─── Dataset extract

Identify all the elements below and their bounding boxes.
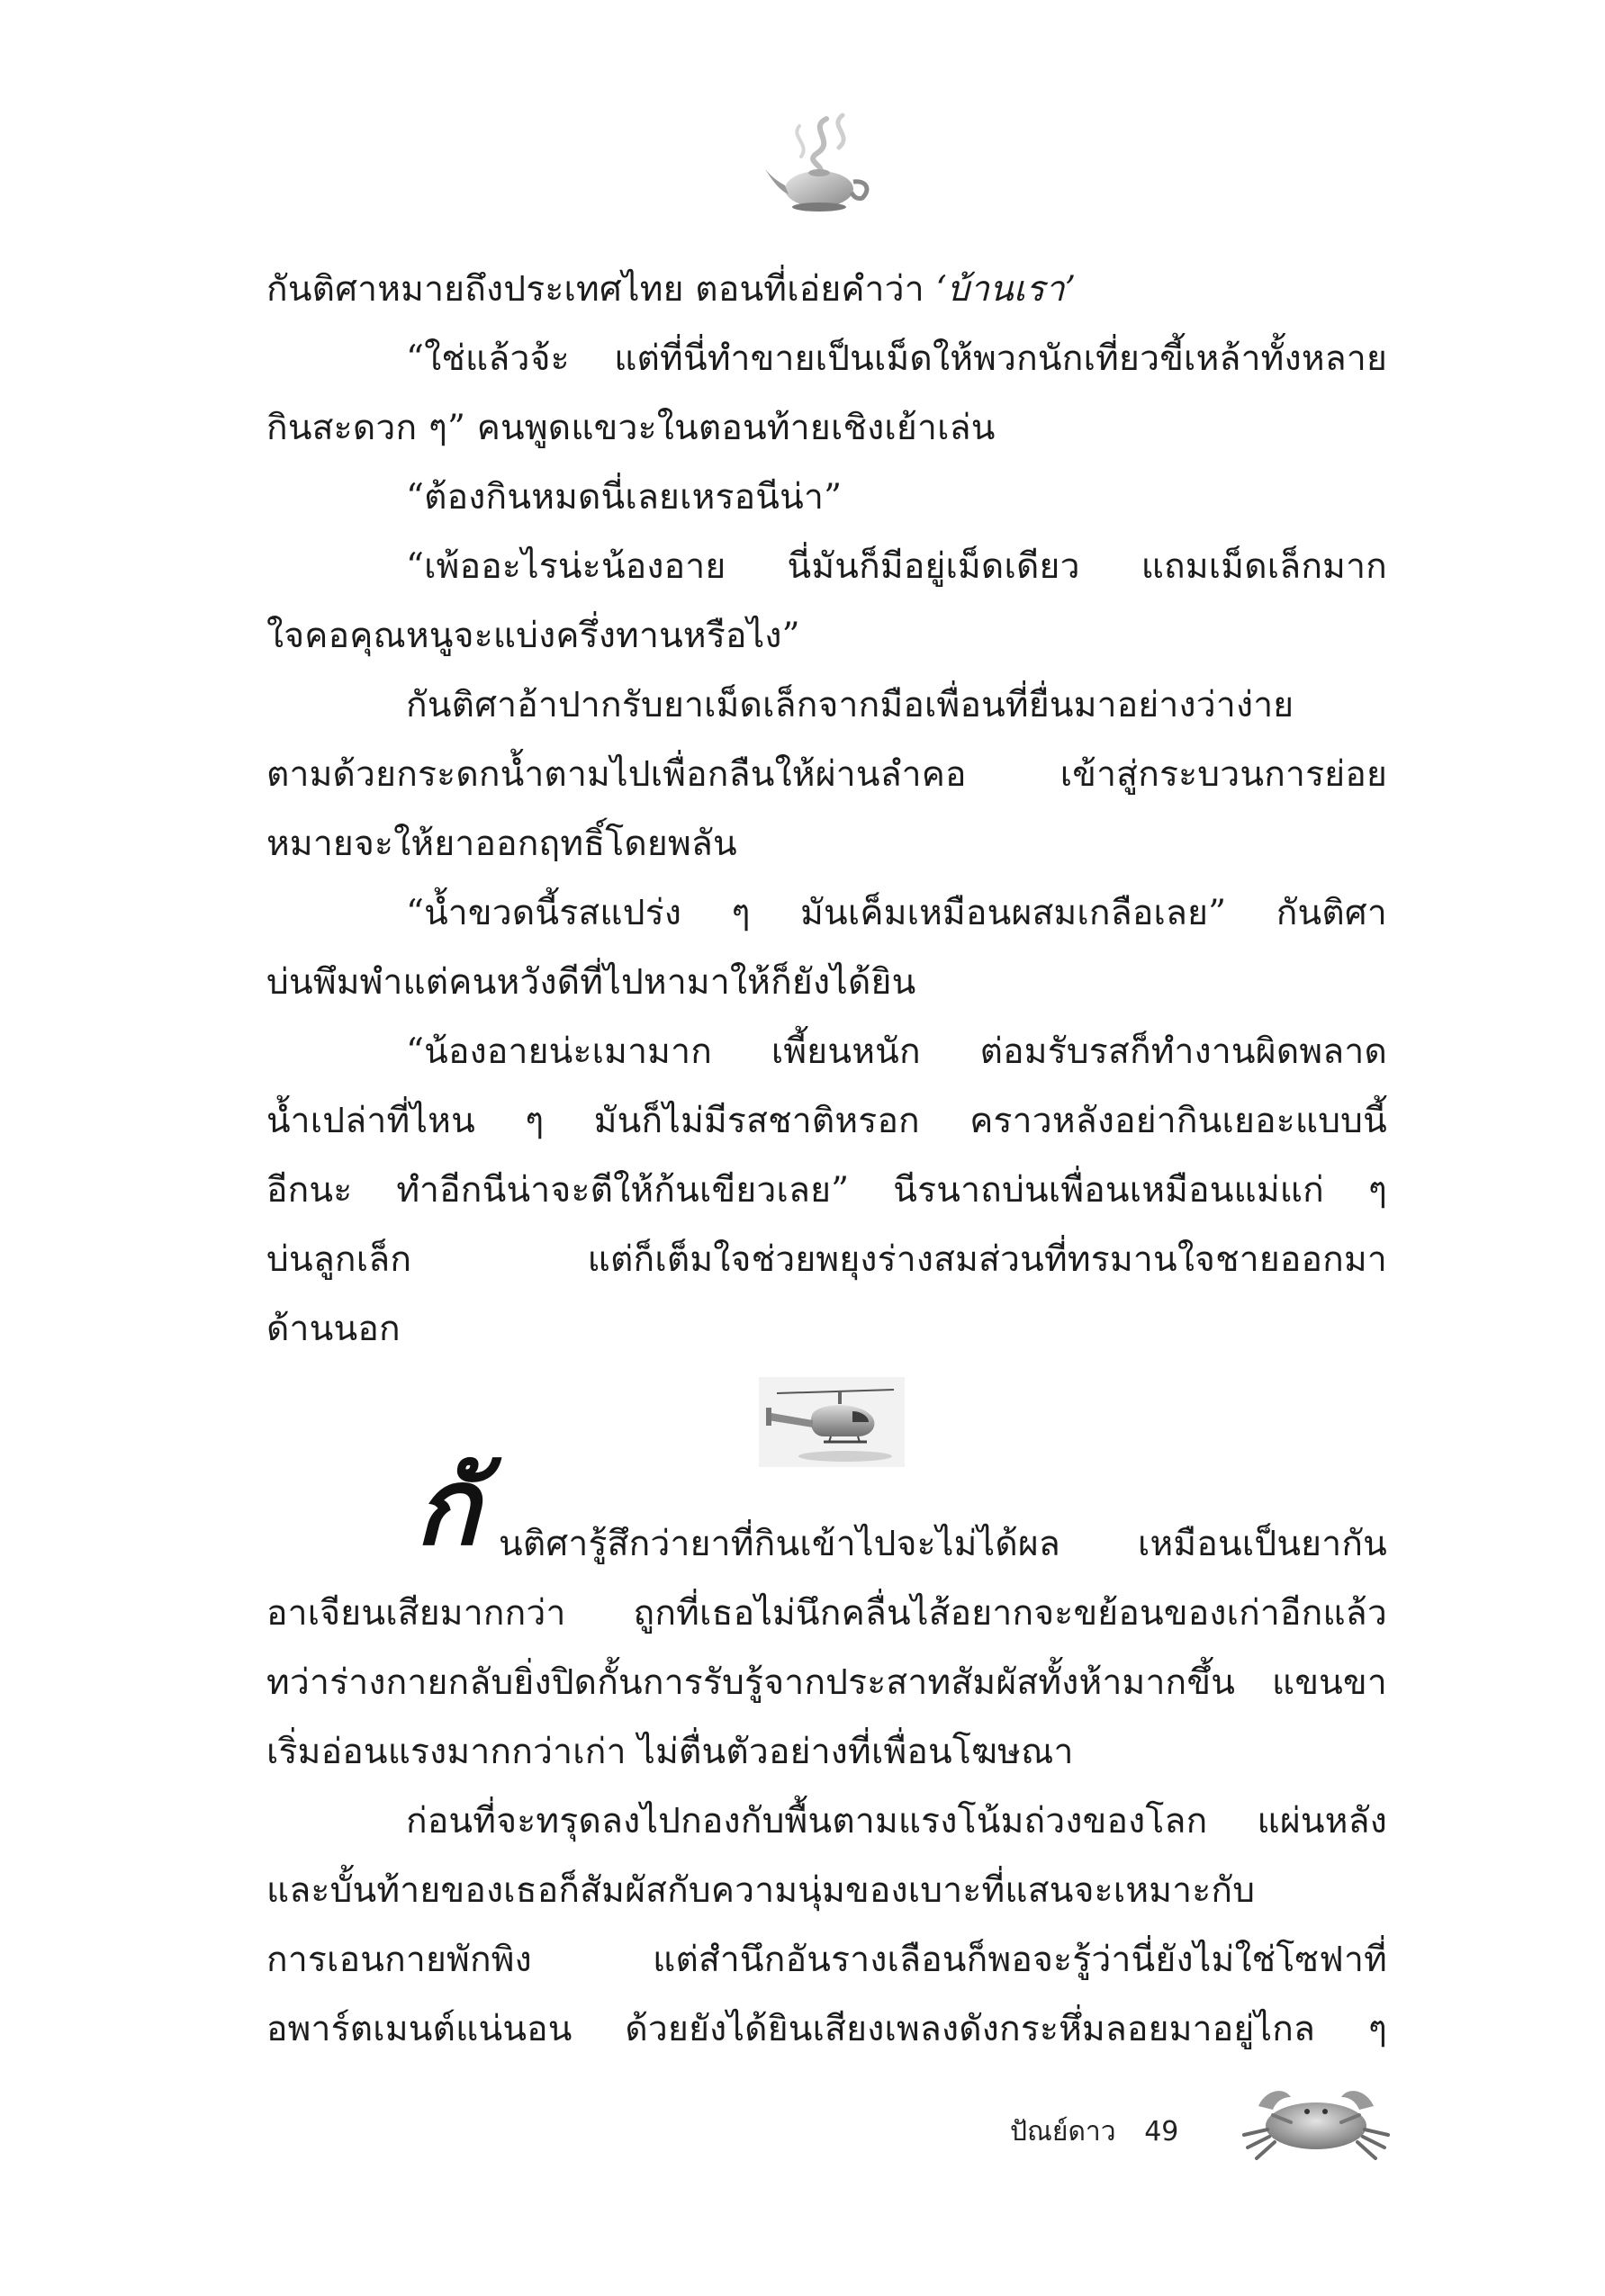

──────
─── Dataset extract

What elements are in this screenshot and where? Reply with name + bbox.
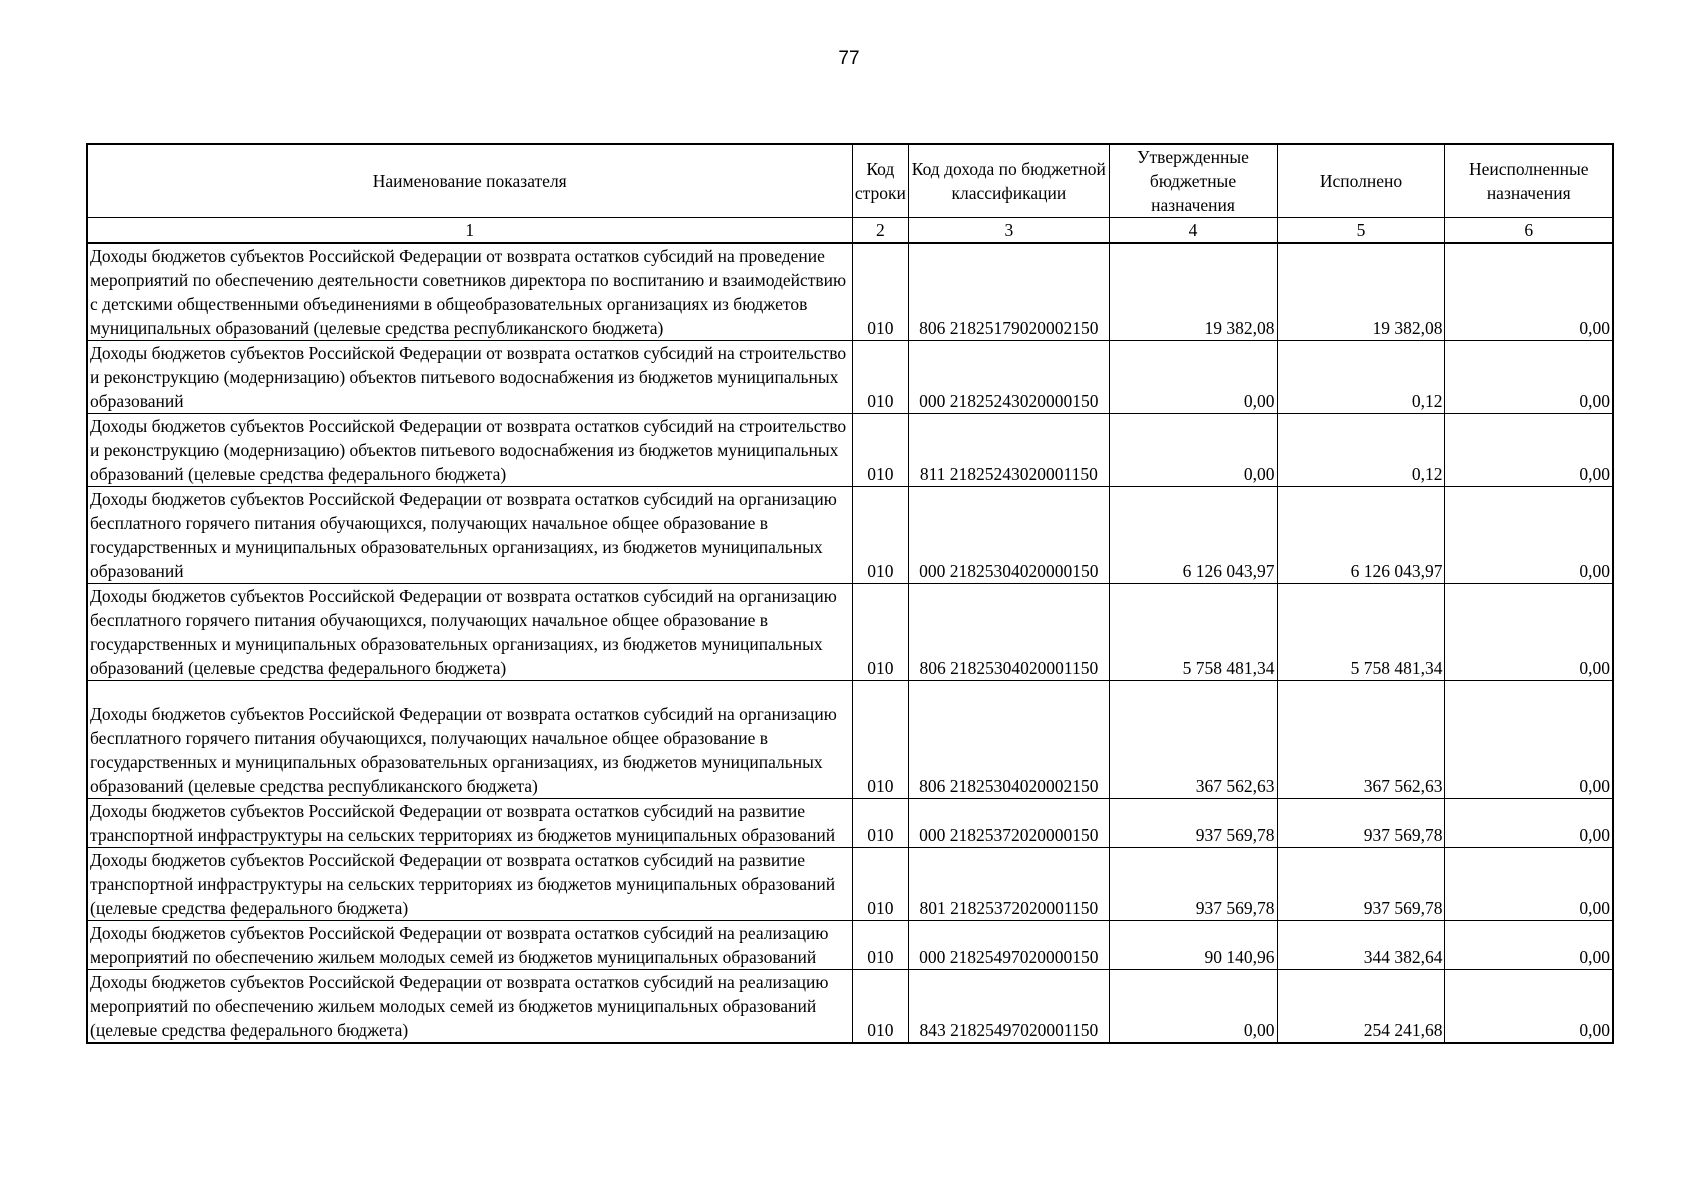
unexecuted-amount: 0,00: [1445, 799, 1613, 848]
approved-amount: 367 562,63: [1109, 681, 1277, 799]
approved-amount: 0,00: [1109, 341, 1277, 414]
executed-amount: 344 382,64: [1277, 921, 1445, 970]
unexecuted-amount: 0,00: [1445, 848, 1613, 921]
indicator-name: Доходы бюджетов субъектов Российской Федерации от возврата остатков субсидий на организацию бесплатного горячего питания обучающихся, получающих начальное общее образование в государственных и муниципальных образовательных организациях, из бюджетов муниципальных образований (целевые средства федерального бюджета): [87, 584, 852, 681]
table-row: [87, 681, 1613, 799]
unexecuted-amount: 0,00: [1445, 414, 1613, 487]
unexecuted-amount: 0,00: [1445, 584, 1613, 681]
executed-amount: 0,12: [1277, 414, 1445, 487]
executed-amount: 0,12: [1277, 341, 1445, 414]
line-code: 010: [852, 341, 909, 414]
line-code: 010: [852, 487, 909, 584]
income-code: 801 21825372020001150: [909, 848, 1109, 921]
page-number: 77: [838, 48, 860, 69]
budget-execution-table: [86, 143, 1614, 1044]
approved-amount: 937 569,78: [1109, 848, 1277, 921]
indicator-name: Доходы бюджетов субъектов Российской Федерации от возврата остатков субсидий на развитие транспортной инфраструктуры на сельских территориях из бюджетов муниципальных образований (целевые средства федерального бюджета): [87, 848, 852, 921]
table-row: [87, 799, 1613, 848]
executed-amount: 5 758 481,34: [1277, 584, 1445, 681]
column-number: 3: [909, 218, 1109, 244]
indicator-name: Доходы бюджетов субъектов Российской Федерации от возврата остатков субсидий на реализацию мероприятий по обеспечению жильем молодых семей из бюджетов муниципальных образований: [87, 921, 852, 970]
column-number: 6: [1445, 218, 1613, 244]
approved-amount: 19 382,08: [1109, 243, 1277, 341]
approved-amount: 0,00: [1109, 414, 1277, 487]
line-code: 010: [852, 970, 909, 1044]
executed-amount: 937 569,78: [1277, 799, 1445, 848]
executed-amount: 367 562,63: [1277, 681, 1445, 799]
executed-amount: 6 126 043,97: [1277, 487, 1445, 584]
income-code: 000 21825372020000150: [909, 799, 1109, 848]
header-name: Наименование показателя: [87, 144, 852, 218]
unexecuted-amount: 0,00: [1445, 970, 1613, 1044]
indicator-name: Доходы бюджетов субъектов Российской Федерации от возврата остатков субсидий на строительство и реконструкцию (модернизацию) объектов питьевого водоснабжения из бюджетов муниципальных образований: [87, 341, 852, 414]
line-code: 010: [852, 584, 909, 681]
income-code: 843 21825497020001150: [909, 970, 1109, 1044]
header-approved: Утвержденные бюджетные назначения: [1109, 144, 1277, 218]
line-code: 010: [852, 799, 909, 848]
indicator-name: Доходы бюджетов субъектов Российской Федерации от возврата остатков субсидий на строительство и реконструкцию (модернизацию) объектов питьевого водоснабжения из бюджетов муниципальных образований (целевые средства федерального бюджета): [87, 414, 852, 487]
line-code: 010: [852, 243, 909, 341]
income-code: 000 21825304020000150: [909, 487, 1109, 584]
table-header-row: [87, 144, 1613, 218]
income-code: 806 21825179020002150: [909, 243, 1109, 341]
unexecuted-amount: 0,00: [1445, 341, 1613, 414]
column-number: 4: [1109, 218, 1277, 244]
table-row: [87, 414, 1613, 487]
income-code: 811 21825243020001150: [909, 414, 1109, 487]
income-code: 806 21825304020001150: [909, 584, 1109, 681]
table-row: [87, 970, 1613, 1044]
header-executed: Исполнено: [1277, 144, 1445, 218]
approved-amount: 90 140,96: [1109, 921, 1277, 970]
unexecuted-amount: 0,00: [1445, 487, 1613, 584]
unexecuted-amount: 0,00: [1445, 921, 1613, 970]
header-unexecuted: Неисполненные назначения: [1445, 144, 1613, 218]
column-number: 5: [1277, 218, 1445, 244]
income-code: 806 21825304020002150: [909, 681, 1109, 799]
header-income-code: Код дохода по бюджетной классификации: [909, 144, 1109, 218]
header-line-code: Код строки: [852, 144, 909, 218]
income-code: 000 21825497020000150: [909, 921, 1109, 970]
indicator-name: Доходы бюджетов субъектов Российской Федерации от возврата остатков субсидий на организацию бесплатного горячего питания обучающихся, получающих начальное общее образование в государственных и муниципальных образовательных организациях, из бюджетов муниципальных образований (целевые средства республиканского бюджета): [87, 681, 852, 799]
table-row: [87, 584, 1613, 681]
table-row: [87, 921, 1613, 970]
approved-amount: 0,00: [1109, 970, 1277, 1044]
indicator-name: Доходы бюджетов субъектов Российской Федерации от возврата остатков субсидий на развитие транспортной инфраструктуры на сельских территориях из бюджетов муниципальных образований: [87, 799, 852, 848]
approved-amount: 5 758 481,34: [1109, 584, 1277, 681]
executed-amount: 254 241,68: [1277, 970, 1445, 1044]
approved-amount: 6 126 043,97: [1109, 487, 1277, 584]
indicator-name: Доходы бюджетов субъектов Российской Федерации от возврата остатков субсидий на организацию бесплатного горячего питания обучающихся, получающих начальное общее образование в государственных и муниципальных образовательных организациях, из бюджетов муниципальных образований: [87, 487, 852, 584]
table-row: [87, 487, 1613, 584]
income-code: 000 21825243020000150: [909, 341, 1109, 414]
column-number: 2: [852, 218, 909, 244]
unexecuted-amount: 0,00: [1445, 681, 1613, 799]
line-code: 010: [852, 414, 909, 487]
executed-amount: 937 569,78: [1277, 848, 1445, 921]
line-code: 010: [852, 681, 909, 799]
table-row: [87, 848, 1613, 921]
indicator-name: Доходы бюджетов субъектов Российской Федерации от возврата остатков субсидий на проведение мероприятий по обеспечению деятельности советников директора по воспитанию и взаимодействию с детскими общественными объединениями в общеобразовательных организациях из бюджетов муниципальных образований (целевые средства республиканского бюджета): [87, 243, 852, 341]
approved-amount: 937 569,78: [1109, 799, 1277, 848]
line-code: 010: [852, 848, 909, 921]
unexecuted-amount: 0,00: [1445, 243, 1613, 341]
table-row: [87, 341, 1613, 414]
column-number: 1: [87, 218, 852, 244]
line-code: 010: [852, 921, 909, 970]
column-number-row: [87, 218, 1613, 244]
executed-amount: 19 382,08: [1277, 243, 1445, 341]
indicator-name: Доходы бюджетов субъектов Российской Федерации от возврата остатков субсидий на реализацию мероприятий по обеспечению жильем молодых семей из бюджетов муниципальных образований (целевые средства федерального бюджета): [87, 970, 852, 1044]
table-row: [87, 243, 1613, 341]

──────

▸ **Your objective**: Copy the lines of the items above exactly, starting at the line containing "What elements are" and ending at the line containing "budget-execution-table: [86, 143, 1614, 1044]", with both of those lines included. Leave the pictures out of your answer.

▸ **Written response**:
What elements are in this screenshot and where? Reply with name + bbox.
unexecuted-amount: 0,00: [1445, 799, 1613, 848]
approved-amount: 367 562,63: [1109, 681, 1277, 799]
approved-amount: 0,00: [1109, 341, 1277, 414]
executed-amount: 344 382,64: [1277, 921, 1445, 970]
unexecuted-amount: 0,00: [1445, 848, 1613, 921]
indicator-name: Доходы бюджетов субъектов Российской Федерации от возврата остатков субсидий на организацию бесплатного горячего питания обучающихся, получающих начальное общее образование в государственных и муниципальных образовательных организациях, из бюджетов муниципальных образований (целевые средства федерального бюджета): [87, 584, 852, 681]
table-row: [87, 681, 1613, 799]
unexecuted-amount: 0,00: [1445, 414, 1613, 487]
unexecuted-amount: 0,00: [1445, 584, 1613, 681]
executed-amount: 0,12: [1277, 414, 1445, 487]
executed-amount: 0,12: [1277, 341, 1445, 414]
line-code: 010: [852, 341, 909, 414]
line-code: 010: [852, 487, 909, 584]
income-code: 801 21825372020001150: [909, 848, 1109, 921]
page-number: 77: [838, 48, 860, 69]
budget-execution-table: [86, 143, 1614, 1044]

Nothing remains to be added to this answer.